[Extracted data entries]
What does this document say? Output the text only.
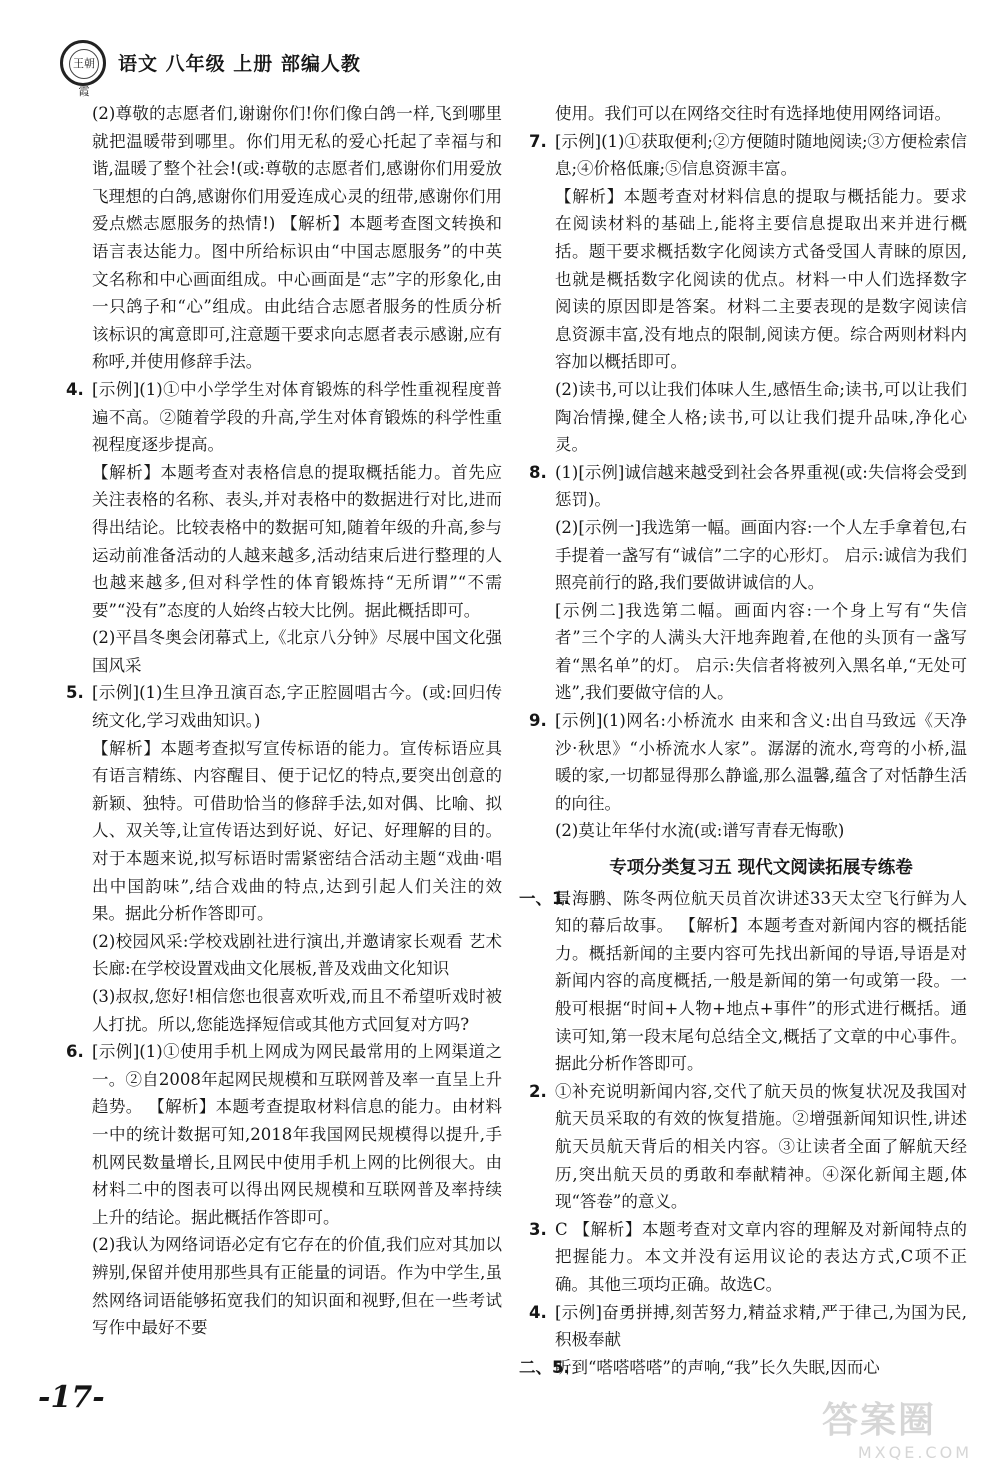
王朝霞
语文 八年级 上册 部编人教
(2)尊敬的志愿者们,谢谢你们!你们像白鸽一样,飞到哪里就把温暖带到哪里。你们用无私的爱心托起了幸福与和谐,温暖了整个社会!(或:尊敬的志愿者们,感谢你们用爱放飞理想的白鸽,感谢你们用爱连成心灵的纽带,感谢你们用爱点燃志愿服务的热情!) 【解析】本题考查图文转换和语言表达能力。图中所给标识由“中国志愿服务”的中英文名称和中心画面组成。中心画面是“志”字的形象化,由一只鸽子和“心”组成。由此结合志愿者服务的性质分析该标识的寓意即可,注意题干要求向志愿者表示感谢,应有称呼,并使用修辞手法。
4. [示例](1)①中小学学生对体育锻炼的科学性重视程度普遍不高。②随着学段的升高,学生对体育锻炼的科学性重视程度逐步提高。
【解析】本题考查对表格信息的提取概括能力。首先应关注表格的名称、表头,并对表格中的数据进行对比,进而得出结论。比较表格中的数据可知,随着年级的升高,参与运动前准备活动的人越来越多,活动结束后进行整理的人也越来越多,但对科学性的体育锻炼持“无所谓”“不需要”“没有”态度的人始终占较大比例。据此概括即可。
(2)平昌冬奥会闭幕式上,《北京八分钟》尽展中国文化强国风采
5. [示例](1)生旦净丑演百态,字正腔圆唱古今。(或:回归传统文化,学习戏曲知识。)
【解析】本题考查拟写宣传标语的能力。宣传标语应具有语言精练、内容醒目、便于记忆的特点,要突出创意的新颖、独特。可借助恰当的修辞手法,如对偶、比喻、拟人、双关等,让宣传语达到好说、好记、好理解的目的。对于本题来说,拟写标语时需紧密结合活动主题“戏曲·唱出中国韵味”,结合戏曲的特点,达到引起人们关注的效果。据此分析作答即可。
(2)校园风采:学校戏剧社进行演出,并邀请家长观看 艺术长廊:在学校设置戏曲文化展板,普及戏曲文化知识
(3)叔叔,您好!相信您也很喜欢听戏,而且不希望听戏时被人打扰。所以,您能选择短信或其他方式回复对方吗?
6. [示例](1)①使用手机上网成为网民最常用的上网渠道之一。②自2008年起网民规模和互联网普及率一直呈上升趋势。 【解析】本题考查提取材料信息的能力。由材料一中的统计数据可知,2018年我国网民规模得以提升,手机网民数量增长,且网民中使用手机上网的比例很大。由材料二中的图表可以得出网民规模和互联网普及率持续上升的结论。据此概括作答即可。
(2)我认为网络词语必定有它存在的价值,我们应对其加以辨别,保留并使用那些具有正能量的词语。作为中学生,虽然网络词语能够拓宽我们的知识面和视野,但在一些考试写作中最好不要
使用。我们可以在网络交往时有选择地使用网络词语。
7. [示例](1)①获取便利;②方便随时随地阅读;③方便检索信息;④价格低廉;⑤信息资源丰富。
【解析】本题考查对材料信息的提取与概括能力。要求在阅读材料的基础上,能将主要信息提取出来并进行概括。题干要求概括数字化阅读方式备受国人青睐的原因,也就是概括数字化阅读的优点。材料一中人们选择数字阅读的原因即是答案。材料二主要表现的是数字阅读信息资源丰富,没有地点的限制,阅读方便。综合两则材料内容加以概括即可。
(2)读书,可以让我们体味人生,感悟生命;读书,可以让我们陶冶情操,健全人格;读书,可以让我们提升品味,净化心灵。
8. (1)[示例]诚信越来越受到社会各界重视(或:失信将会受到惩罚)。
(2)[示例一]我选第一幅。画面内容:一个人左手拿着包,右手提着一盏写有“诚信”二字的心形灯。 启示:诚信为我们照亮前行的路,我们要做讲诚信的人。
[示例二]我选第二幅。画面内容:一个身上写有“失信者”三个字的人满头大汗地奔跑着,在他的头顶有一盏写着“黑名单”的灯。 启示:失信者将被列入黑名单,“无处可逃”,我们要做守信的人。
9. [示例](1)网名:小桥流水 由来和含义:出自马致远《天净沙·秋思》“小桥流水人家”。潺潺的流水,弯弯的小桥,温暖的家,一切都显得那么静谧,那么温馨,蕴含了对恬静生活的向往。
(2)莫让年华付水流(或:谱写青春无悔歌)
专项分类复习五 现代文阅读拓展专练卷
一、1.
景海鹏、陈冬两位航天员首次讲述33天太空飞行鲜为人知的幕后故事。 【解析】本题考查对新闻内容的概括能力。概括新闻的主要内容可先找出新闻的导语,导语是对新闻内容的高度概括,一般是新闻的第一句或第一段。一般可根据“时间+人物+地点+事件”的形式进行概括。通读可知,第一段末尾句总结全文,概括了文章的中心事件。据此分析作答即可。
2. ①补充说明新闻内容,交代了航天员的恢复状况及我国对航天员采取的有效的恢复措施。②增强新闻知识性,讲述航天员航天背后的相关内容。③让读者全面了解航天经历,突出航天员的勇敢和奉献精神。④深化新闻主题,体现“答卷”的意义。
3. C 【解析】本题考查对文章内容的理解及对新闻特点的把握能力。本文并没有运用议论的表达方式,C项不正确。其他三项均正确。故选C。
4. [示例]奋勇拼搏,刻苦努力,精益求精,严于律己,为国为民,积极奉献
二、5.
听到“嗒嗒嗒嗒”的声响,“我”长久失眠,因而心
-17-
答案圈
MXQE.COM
==
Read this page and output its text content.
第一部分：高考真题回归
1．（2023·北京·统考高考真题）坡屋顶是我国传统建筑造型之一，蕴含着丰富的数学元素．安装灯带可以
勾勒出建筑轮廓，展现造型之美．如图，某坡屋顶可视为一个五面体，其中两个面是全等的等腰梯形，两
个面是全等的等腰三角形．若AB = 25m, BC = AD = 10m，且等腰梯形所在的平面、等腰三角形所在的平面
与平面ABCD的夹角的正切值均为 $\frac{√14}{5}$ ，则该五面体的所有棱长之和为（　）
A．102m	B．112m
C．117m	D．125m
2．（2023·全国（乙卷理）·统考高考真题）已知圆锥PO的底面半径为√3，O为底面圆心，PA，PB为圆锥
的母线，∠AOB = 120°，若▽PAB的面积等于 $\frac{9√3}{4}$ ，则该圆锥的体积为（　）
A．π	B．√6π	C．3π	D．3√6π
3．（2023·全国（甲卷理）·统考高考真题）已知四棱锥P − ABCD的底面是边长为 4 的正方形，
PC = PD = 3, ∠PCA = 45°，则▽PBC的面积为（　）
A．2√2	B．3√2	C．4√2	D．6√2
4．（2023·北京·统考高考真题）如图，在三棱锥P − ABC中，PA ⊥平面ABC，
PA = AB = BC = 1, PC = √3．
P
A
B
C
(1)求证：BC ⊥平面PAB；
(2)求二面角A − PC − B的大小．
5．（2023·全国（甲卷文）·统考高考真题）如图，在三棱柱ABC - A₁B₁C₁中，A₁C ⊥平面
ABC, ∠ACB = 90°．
---
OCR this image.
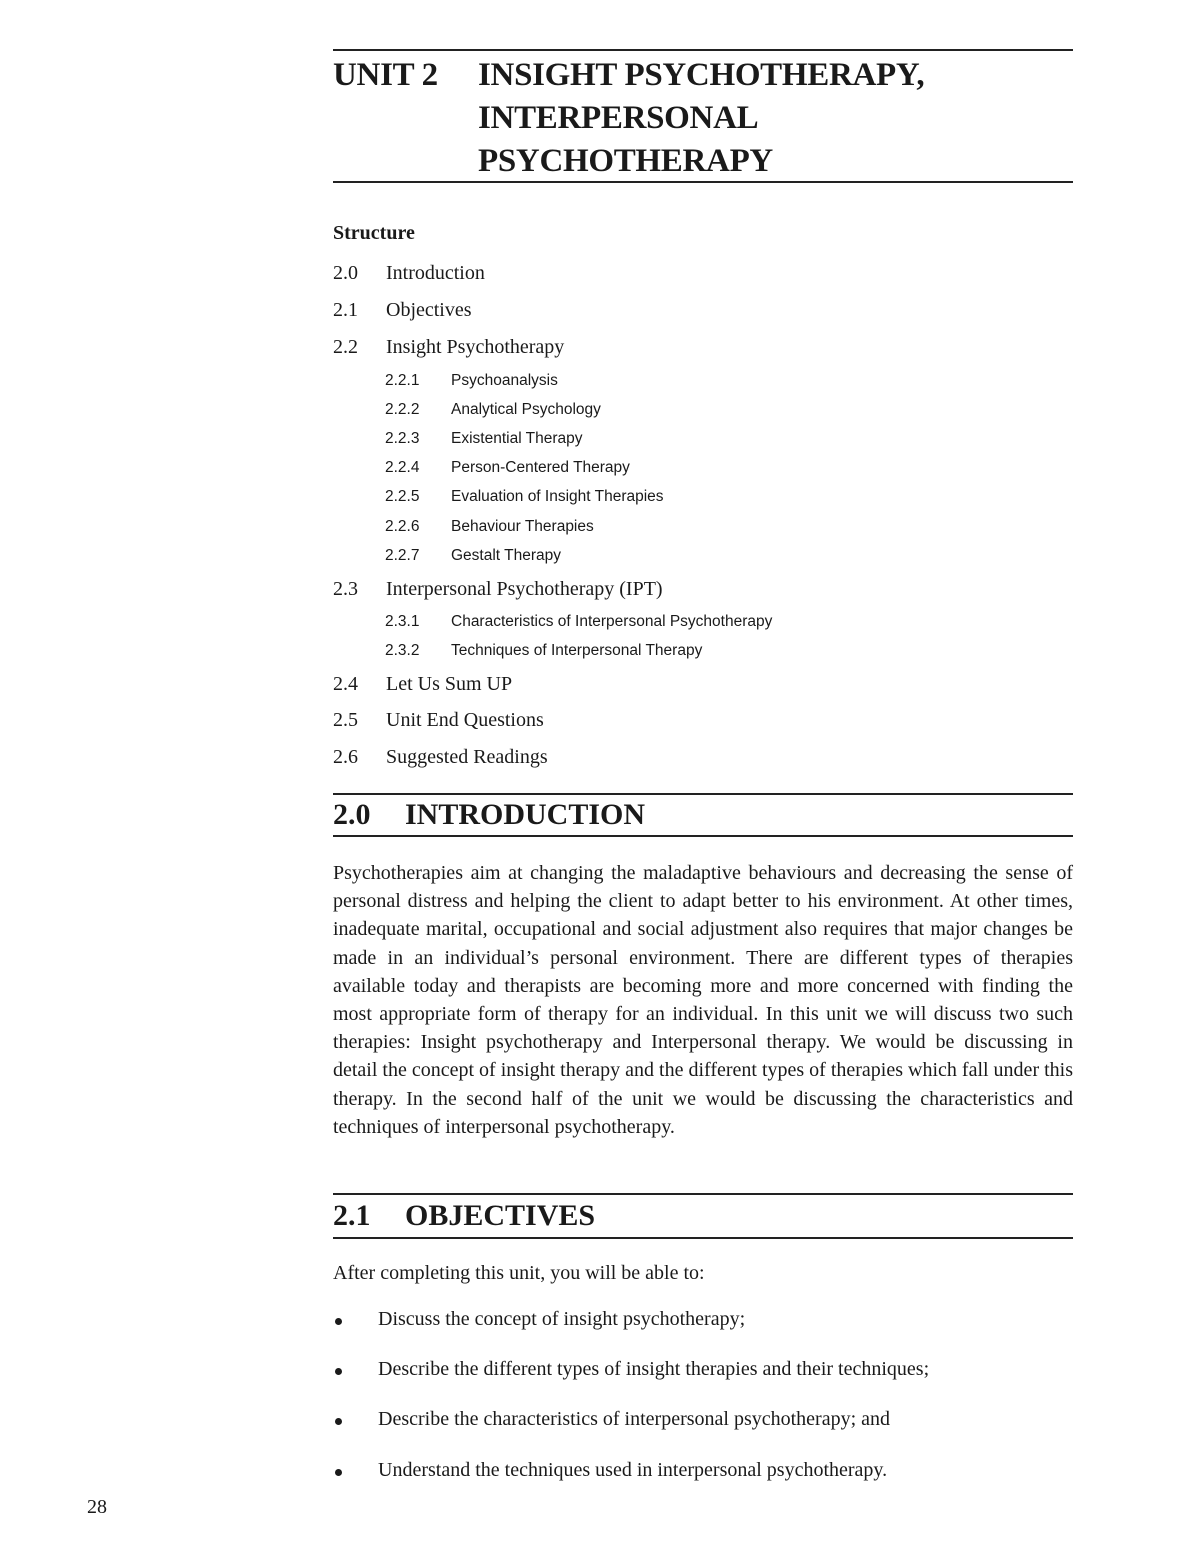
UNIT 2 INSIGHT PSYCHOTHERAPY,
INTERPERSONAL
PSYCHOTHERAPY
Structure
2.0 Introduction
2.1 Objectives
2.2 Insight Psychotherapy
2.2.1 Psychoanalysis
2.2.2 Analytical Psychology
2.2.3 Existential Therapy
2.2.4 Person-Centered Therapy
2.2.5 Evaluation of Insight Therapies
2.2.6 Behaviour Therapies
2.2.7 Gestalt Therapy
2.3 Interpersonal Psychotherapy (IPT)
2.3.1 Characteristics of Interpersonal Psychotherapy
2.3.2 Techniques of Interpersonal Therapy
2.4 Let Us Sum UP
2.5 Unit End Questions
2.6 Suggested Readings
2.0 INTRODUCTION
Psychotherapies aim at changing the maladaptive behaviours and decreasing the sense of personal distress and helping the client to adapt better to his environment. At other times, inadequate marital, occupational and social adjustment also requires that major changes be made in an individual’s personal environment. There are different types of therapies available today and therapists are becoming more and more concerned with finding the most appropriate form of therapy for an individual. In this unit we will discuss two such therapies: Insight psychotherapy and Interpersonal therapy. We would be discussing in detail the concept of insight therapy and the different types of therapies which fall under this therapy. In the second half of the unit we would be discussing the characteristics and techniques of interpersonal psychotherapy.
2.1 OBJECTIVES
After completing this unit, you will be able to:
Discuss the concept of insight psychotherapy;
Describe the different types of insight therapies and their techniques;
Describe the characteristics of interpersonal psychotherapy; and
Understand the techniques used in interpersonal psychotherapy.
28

■ Goal ■
Give only the number of lines in the material above that include the word "Describe".

■ Correct response ■
2